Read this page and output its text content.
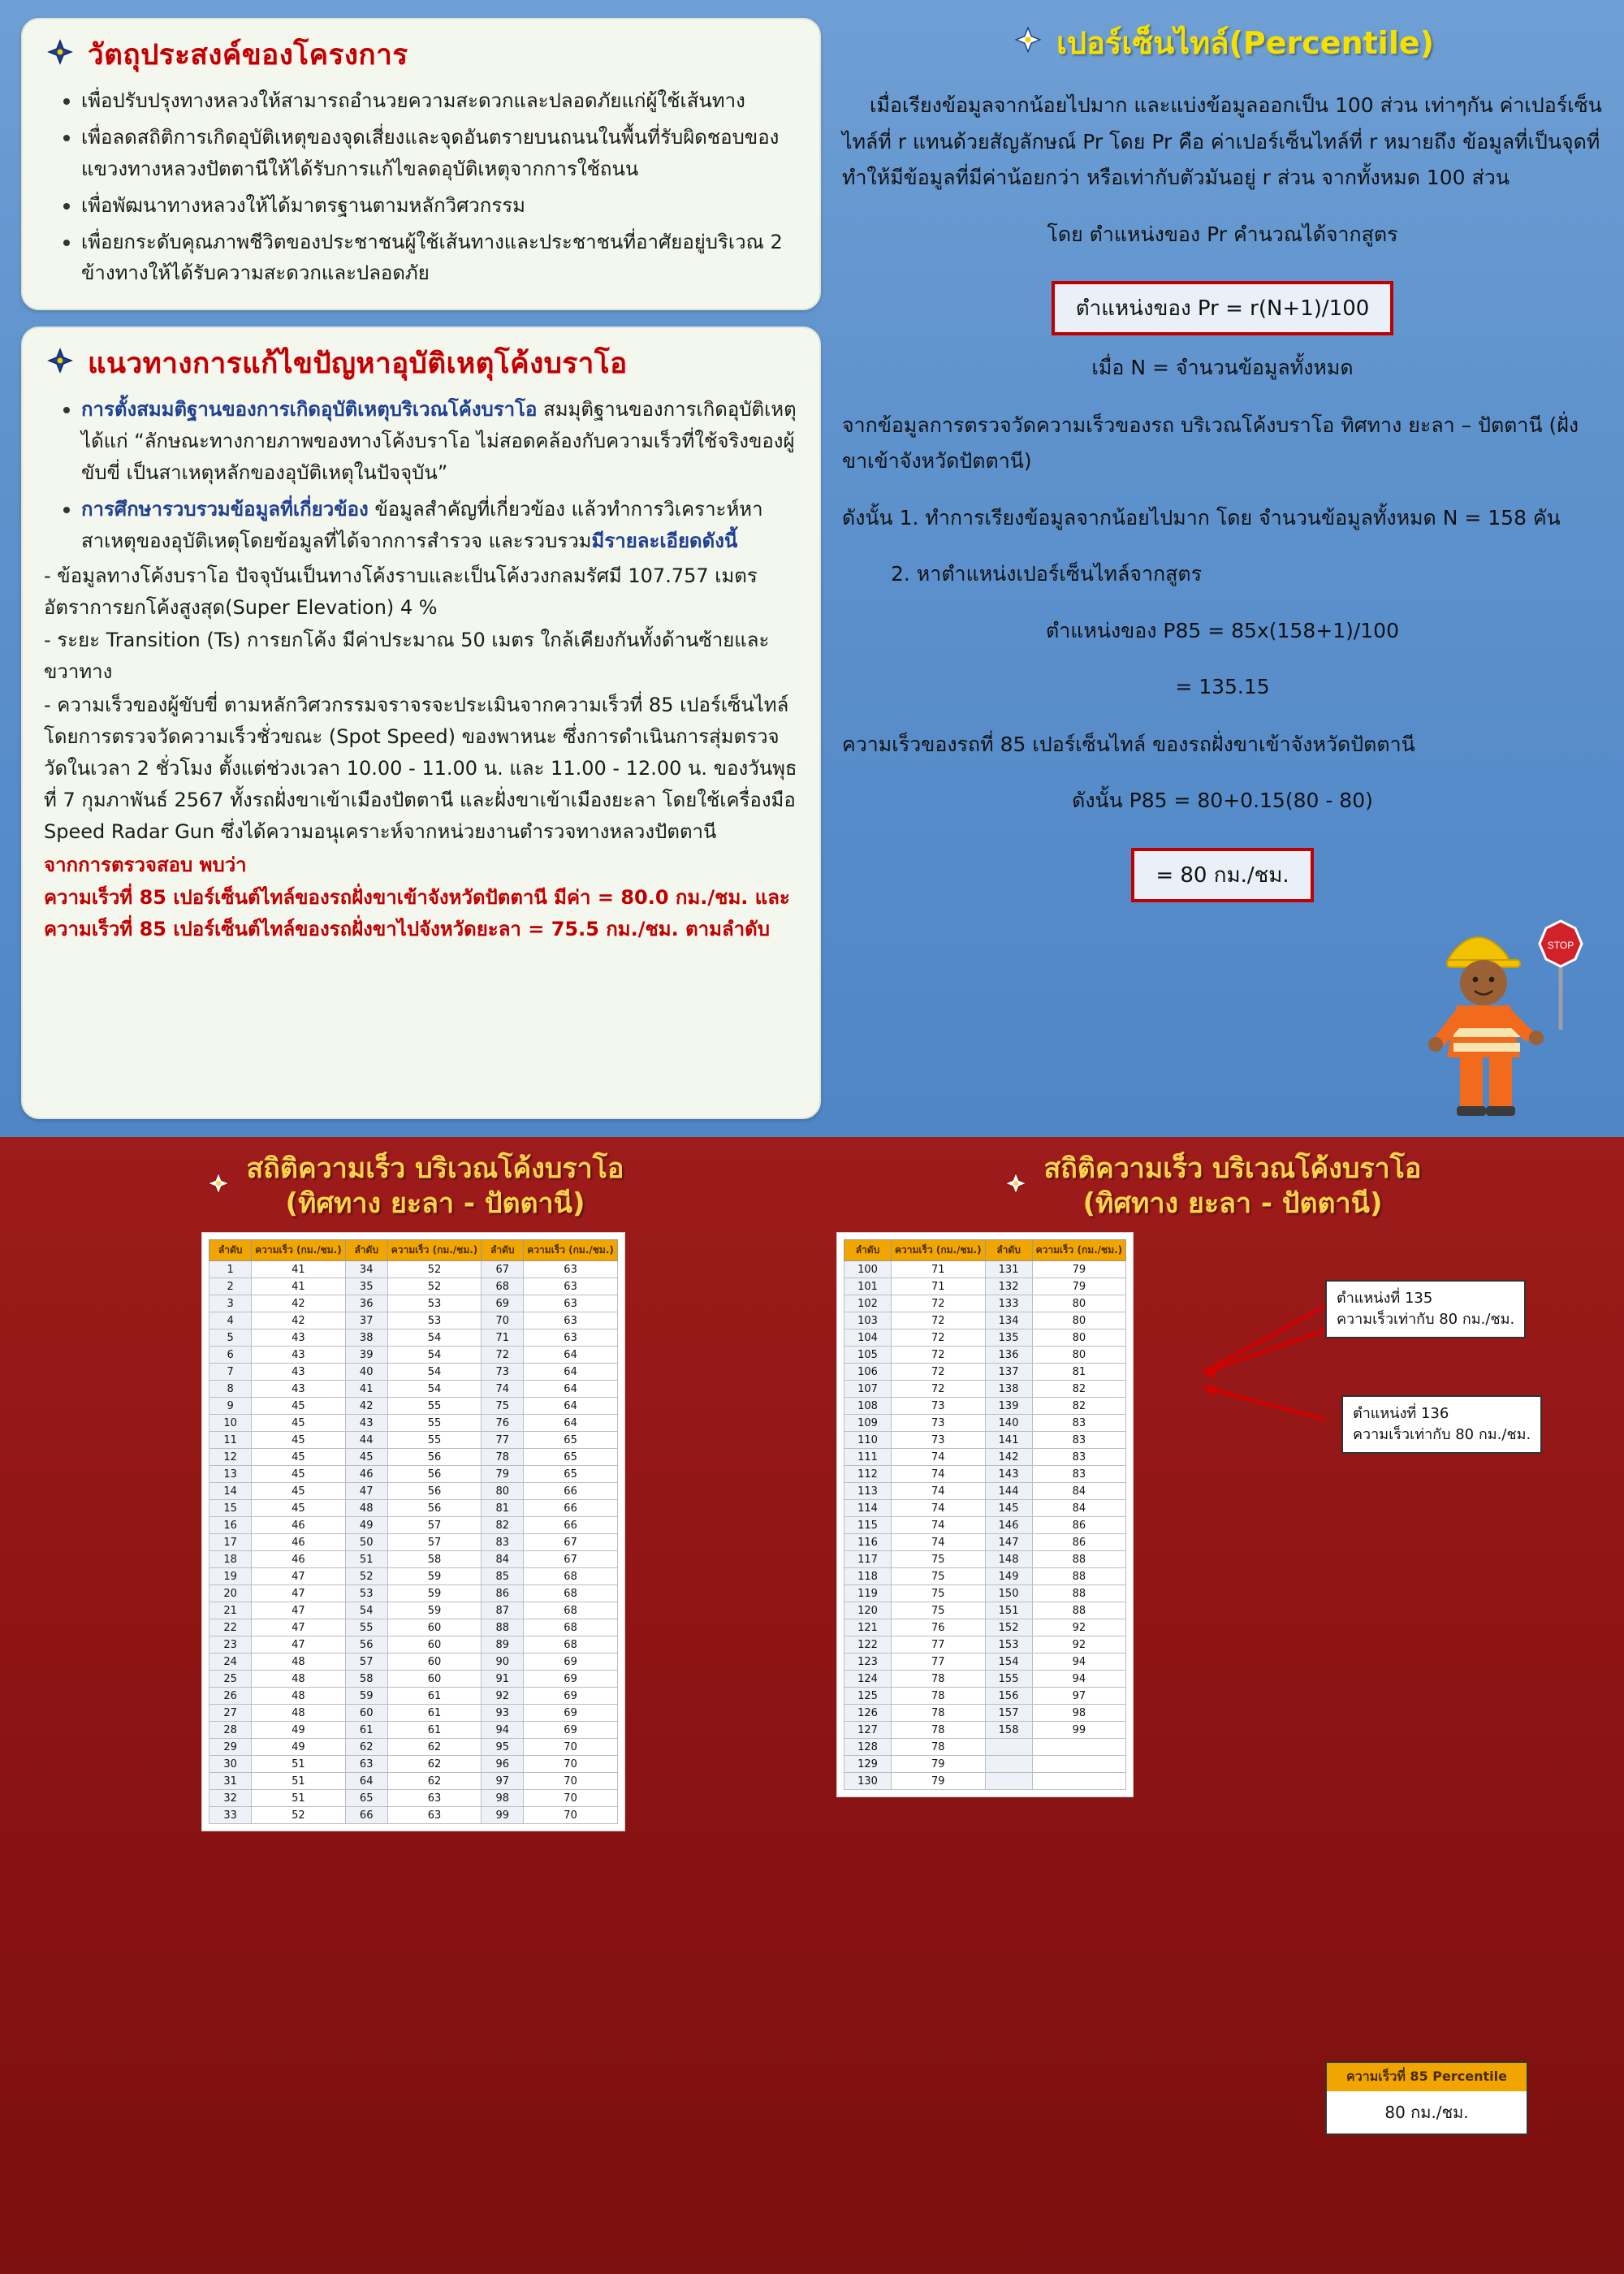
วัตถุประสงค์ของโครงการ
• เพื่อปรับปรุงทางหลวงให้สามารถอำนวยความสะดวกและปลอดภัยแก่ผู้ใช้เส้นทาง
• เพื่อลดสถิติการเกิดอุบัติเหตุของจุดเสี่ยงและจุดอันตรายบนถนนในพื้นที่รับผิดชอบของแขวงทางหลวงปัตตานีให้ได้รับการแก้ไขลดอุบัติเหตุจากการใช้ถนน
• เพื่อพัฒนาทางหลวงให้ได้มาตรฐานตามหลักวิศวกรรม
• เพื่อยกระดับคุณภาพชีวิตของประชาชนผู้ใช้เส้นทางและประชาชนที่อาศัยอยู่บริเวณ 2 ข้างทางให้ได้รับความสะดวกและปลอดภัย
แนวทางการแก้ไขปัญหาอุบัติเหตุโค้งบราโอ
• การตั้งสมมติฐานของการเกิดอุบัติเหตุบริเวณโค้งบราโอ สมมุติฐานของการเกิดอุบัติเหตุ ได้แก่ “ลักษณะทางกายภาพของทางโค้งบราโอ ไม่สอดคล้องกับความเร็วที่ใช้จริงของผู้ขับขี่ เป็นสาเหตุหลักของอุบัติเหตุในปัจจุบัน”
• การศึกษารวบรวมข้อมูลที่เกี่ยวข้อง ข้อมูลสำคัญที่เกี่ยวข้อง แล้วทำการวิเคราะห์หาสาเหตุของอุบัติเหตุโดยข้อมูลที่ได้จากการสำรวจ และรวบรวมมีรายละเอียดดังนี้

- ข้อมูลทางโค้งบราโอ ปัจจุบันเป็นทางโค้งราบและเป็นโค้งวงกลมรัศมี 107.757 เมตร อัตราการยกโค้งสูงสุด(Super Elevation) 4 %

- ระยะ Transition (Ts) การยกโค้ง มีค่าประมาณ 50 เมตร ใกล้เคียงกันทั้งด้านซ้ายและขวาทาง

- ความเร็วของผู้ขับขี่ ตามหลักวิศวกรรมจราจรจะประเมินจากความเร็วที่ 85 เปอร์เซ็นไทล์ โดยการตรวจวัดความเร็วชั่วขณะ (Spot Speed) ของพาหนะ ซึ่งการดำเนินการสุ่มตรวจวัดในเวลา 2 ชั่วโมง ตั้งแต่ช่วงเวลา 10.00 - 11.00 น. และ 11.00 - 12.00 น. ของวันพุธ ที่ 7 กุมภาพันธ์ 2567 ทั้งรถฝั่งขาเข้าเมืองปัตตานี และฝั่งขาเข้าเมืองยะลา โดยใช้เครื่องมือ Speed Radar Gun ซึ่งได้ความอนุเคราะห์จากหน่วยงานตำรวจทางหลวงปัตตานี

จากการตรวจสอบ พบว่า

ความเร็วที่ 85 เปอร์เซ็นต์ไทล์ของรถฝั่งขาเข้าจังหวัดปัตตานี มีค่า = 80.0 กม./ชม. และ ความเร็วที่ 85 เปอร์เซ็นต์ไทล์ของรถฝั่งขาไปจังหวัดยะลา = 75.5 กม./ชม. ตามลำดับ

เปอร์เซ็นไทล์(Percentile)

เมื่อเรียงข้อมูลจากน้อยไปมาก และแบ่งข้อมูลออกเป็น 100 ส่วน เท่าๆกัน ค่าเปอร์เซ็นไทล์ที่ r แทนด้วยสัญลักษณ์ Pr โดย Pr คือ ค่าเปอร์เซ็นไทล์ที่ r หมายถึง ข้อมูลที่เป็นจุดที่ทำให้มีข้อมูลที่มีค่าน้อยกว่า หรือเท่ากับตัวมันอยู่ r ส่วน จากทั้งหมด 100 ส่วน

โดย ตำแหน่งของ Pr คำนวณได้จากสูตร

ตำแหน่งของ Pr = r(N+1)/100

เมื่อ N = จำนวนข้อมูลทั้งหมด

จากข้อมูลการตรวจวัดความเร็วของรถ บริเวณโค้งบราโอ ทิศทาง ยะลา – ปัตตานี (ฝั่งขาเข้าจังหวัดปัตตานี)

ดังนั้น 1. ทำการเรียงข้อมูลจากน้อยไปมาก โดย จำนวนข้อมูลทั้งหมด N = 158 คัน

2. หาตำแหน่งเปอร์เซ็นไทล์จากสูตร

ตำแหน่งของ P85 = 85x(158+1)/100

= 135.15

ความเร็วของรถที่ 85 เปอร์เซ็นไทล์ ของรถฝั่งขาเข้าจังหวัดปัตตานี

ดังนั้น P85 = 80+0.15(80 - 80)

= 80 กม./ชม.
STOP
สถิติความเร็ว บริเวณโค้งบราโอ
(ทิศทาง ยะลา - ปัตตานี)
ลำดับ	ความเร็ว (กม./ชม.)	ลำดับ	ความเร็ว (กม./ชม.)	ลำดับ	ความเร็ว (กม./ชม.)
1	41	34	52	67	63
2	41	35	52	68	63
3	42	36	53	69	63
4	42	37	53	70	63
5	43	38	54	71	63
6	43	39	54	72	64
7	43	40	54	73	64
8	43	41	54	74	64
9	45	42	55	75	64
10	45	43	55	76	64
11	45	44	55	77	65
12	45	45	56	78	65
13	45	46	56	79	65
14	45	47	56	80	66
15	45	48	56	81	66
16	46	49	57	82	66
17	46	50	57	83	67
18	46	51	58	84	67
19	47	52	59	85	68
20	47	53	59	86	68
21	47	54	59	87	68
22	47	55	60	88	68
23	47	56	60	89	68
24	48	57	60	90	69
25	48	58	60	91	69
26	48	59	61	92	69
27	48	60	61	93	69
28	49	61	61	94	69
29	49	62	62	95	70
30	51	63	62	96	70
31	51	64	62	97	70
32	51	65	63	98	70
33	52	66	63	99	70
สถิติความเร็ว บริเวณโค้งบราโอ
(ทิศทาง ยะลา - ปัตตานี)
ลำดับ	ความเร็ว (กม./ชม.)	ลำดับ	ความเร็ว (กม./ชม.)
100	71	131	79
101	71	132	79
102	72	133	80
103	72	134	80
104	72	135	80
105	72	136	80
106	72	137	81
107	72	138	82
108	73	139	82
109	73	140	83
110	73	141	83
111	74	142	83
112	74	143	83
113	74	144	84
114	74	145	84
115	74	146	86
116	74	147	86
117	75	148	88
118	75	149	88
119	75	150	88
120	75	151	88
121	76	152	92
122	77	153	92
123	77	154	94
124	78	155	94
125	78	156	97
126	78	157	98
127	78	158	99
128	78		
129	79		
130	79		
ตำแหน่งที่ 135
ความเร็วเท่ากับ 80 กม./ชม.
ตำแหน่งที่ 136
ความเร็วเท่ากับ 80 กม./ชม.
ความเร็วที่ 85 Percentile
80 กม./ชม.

--------------------

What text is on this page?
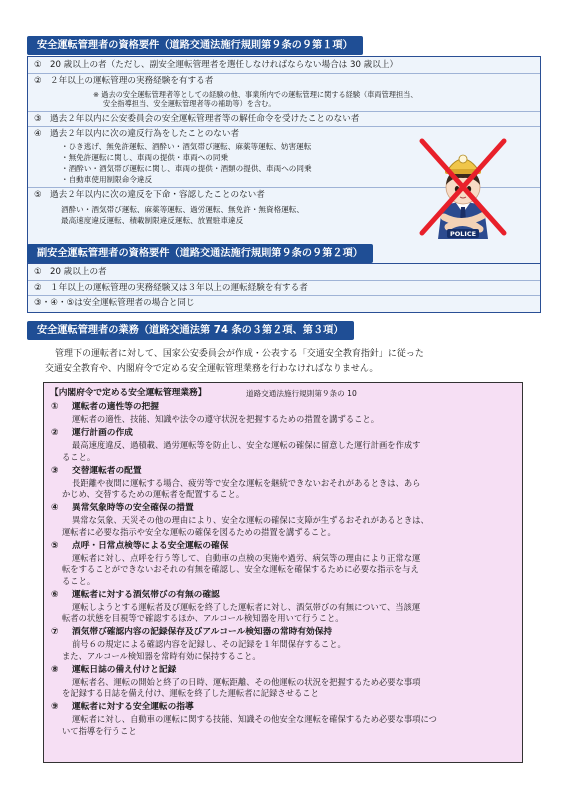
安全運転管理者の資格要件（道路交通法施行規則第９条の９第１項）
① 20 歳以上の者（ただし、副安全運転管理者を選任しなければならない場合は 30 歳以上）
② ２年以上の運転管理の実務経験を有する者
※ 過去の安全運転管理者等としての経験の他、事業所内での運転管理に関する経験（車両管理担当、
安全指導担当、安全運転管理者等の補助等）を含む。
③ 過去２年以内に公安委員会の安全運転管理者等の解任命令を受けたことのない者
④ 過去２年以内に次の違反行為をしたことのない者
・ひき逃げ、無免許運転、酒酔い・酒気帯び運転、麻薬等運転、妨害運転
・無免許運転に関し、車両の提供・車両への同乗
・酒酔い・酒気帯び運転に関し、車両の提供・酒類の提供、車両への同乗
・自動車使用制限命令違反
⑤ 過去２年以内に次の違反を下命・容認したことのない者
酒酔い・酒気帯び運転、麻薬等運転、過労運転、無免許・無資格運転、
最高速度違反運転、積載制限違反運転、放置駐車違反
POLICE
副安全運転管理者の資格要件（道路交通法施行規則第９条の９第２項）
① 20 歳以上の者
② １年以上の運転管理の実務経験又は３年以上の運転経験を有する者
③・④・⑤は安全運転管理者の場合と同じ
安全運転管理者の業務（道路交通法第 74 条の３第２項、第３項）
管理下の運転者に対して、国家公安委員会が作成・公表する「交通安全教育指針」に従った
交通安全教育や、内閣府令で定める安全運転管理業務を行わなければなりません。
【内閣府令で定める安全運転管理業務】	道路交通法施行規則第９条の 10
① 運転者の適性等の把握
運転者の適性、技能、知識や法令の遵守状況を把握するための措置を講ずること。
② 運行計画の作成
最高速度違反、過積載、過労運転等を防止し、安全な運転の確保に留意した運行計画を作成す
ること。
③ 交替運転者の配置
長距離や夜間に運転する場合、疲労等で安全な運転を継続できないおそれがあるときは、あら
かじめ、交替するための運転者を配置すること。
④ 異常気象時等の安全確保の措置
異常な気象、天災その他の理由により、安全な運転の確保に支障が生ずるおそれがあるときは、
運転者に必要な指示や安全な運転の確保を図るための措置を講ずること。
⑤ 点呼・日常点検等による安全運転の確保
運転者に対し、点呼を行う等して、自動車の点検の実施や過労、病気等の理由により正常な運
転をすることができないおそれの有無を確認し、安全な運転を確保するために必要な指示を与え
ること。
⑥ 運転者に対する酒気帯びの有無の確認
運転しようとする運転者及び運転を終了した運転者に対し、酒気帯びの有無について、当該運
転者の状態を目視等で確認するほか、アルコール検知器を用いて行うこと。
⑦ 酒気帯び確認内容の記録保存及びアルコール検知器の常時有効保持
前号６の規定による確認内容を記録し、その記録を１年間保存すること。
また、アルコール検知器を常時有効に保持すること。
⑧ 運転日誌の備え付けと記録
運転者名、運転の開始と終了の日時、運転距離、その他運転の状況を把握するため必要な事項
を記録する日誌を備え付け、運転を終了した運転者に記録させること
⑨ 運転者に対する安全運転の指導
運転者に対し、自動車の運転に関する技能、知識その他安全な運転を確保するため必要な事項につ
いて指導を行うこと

--------------------

### Requirement
Check each line of the records for "歳以上の者" and copy the ones that contain it.

### Solution below
① 20 歳以上の者（ただし、副安全運転管理者を選任しなければならない場合は 30 歳以上）
① 20 歳以上の者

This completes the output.